Task goal: Extract each line where the string "administrowanych" shows up.

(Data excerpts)
··········
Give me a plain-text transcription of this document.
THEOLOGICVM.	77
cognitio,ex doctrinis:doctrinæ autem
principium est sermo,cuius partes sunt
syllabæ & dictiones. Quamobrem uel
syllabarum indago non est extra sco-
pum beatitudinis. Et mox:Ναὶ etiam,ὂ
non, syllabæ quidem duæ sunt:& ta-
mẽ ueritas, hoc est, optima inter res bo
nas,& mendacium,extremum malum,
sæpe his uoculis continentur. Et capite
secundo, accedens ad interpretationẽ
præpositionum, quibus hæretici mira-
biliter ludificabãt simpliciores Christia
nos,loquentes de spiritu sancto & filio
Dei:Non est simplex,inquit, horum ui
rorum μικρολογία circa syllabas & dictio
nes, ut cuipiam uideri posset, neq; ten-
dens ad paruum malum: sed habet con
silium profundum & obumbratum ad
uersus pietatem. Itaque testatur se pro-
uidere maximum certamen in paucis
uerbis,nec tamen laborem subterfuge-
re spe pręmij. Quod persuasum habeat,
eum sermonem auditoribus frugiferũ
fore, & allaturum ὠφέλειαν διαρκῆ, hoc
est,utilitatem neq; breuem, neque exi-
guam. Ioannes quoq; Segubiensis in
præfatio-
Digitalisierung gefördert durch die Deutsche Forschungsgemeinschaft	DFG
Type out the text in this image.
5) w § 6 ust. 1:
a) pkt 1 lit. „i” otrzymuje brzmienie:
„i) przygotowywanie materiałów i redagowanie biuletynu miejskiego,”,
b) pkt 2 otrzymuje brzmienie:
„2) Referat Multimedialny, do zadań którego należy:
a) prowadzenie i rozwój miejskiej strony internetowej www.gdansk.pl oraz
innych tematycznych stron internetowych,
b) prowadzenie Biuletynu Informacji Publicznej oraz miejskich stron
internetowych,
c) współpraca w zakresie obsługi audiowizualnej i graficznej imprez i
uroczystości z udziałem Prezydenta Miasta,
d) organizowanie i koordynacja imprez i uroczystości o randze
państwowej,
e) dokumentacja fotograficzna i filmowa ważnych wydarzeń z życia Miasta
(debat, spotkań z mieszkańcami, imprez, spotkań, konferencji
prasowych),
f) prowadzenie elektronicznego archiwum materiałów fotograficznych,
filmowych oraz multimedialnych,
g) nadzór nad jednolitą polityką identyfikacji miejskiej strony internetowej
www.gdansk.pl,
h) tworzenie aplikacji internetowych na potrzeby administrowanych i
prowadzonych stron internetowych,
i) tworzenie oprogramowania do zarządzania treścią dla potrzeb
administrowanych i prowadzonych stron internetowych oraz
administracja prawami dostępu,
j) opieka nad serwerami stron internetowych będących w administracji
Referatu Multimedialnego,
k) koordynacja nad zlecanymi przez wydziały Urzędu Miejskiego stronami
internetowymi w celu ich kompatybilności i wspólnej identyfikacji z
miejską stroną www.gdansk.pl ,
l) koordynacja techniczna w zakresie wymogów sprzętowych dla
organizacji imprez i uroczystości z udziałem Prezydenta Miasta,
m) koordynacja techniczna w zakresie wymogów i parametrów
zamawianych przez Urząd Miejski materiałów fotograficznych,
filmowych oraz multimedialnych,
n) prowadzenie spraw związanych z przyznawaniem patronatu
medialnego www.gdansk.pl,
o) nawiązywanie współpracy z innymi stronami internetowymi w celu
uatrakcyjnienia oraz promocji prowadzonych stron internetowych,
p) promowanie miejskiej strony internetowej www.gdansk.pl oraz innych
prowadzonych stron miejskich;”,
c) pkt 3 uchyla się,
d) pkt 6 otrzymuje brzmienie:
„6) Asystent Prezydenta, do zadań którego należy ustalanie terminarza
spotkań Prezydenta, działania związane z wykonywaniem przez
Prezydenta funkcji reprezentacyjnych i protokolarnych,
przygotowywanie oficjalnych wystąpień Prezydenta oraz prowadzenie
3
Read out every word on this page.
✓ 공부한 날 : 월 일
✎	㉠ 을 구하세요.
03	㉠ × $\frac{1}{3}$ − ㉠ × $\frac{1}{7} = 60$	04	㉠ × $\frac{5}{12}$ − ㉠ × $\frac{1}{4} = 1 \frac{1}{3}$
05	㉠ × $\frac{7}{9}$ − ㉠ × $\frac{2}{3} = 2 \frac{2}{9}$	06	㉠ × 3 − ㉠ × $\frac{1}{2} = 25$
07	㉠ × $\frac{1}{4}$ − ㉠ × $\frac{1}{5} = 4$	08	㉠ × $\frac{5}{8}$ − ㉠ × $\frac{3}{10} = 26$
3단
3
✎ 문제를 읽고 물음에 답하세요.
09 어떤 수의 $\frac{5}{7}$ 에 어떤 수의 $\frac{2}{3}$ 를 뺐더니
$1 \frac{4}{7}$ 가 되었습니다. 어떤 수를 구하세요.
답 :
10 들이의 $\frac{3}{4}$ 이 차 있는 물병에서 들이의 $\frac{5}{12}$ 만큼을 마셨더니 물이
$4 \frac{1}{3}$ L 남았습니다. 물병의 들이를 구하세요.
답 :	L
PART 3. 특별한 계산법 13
··········
Exercise result:
h) tworzenie aplikacji internetowych na potrzeby administrowanych i
administrowanych i prowadzonych stron internetowych oraz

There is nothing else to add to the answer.